Using the information:
A - Decide whether each statement agrees with the M2IF passage, answering yes or no and quoting the deciding words: (i) import-app-simple relies on Symfony Console + DI; (ii) the import() method loads the entire file into memory at once; (iii) import-attribute has a separate EE implementation.
B - From the M2IF passage, return the span that begins at the words "Each component COULD" and stops after "to be processed.".

Supplied passage:
Applications are importer implementations that uses the M2IF to make the import functionality available, e. g. on command line.

  • import-cli-simple - A simple console implementation that uses M2IF to provide Magento 2 CE/EE import functionality
  • import-app-simple - Application implementation that uses Symfony Console + DI as well as M2IF to provide Magento 2 CE/EE import functionality
  • import-configuration-jms - A JMS based M2IF configuration implementation

Core Libraries CE

These are the M2IF core libraries for the Magento 2 Community Edition (CE).

Libraries like import-attribute will also work with the EE, so there is not separate implementation.

Core Libraries EE

These are the M2IF core libraries for the Magento 2 Communit Edition (EE).

Libraries for 3rd Party Extensions CE/EE

Finally we plan to support as many 3rd party extensions as possible.

Basic Workflow

The importer has a component based architecture and provides a plug-in mechanism to add new functionality. Each component is provided by it's own composer library, whereas the libraries will have dependencies to each other, at least to this library.

Each component COULD provide a subject that'll be executed synchronously by the command. When a subject is executed, it's import() method will be invoked and a unique ID for the actual import process, as well as the name of the file that has to be imported, will be passed. To save memory, the import() method opens a stream to parse the passed file line by line. For each line found, the importRow() method will be invoked, that has exactly one parameter, which is the actual row, that has to be processed.

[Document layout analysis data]

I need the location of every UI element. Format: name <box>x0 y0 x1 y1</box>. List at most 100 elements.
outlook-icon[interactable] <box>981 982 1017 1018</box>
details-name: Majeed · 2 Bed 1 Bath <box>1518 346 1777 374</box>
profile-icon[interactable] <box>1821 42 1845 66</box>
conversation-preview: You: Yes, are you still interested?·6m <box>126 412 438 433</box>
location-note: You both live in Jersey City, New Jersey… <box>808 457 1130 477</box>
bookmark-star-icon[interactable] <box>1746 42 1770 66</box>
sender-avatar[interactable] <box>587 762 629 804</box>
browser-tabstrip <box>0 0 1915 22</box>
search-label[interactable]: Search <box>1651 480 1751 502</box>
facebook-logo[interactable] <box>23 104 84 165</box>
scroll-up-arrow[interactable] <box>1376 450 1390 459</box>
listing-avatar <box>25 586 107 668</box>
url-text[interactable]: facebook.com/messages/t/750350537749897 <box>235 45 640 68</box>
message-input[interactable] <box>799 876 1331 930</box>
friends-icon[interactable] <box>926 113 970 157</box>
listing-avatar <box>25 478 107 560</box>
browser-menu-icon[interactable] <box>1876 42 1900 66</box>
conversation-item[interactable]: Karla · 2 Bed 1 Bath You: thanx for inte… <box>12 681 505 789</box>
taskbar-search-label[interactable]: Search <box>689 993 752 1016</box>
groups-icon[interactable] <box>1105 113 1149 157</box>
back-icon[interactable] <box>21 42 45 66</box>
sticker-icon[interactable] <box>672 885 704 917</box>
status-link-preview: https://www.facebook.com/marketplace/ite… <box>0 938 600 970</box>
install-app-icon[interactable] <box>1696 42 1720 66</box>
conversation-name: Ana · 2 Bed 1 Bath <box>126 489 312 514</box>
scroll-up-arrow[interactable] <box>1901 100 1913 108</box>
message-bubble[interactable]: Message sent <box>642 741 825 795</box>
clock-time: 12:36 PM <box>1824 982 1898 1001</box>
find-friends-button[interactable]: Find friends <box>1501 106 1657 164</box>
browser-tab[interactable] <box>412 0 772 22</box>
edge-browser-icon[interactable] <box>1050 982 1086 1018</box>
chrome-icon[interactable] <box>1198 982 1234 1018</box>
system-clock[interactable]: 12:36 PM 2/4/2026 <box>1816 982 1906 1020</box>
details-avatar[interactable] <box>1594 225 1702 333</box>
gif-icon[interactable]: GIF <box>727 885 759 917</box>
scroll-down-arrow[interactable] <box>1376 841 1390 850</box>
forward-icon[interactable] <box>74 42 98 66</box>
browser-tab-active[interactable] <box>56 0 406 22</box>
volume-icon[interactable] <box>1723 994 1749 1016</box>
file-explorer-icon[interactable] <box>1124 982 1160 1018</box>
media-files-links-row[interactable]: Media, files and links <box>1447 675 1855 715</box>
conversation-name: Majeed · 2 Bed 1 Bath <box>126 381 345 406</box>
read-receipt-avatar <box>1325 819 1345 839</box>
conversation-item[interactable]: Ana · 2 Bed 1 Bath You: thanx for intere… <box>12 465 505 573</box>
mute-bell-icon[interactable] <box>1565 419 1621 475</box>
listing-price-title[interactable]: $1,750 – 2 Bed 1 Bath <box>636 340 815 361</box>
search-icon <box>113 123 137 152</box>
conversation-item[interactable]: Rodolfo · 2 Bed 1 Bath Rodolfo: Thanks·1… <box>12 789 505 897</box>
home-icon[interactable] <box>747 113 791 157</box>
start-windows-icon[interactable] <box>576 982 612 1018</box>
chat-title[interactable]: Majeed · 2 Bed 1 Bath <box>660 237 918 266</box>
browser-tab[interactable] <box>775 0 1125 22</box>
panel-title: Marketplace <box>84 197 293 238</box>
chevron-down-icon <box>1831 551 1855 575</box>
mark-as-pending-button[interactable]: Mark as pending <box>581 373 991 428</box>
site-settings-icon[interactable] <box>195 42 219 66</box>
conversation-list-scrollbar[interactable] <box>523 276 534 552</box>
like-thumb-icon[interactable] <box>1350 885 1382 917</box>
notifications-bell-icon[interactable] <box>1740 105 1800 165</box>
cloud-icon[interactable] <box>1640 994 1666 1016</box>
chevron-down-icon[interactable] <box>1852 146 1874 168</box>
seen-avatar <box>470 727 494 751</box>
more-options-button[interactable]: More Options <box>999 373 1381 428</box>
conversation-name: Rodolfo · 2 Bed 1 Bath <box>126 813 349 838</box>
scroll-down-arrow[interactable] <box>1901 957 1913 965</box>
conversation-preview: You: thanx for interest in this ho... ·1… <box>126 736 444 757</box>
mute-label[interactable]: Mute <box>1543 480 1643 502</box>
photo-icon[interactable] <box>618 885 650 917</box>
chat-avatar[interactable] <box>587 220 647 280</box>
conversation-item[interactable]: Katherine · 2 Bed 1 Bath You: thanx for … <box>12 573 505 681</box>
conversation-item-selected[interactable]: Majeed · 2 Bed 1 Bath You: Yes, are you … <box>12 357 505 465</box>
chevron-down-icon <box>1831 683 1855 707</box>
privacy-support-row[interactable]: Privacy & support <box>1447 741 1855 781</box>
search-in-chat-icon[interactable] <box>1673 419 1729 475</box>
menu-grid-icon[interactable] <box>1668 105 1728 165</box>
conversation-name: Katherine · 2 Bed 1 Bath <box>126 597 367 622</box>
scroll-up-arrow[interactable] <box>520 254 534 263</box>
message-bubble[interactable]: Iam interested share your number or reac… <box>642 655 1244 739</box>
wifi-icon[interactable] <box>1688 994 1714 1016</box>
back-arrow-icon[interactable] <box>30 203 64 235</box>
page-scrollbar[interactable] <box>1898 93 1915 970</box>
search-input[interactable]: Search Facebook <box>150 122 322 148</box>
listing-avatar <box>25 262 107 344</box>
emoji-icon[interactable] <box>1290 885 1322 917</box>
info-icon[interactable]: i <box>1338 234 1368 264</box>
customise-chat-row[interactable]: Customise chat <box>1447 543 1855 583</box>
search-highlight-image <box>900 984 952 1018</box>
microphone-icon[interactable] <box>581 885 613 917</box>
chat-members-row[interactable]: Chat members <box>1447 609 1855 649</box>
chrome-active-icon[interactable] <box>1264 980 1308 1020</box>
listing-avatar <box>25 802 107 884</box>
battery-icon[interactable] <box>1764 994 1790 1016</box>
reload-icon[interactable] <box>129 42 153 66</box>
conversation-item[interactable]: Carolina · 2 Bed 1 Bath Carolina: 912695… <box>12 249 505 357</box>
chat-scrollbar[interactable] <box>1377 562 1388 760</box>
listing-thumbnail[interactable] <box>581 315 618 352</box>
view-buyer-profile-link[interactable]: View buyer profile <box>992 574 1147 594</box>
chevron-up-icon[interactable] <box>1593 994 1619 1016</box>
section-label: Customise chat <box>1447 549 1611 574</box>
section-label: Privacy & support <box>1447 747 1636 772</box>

Solutions in order:
A -
(i) Yes: "Application implementation that uses Symfony Console + DI as well as M2IF to provide Magento 2 CE/EE import functionality"
(ii) No: "To save memory, the import() method opens a stream to parse the passed file line by line."
(iii) No: "Libraries like import-attribute will also work with the EE, so there is not separate implementation."

B -
Each component COULD provide a subject that'll be executed synchronously by the command. When a subject is executed, it's import() method will be invoked and a unique ID for the actual import process, as well as the name of the file that has to be imported, will be passed. To save memory, the import() method opens a stream to parse the passed file line by line. For each line found, the importRow() method will be invoked, that has exactly one parameter, which is the actual row, that has to be processed.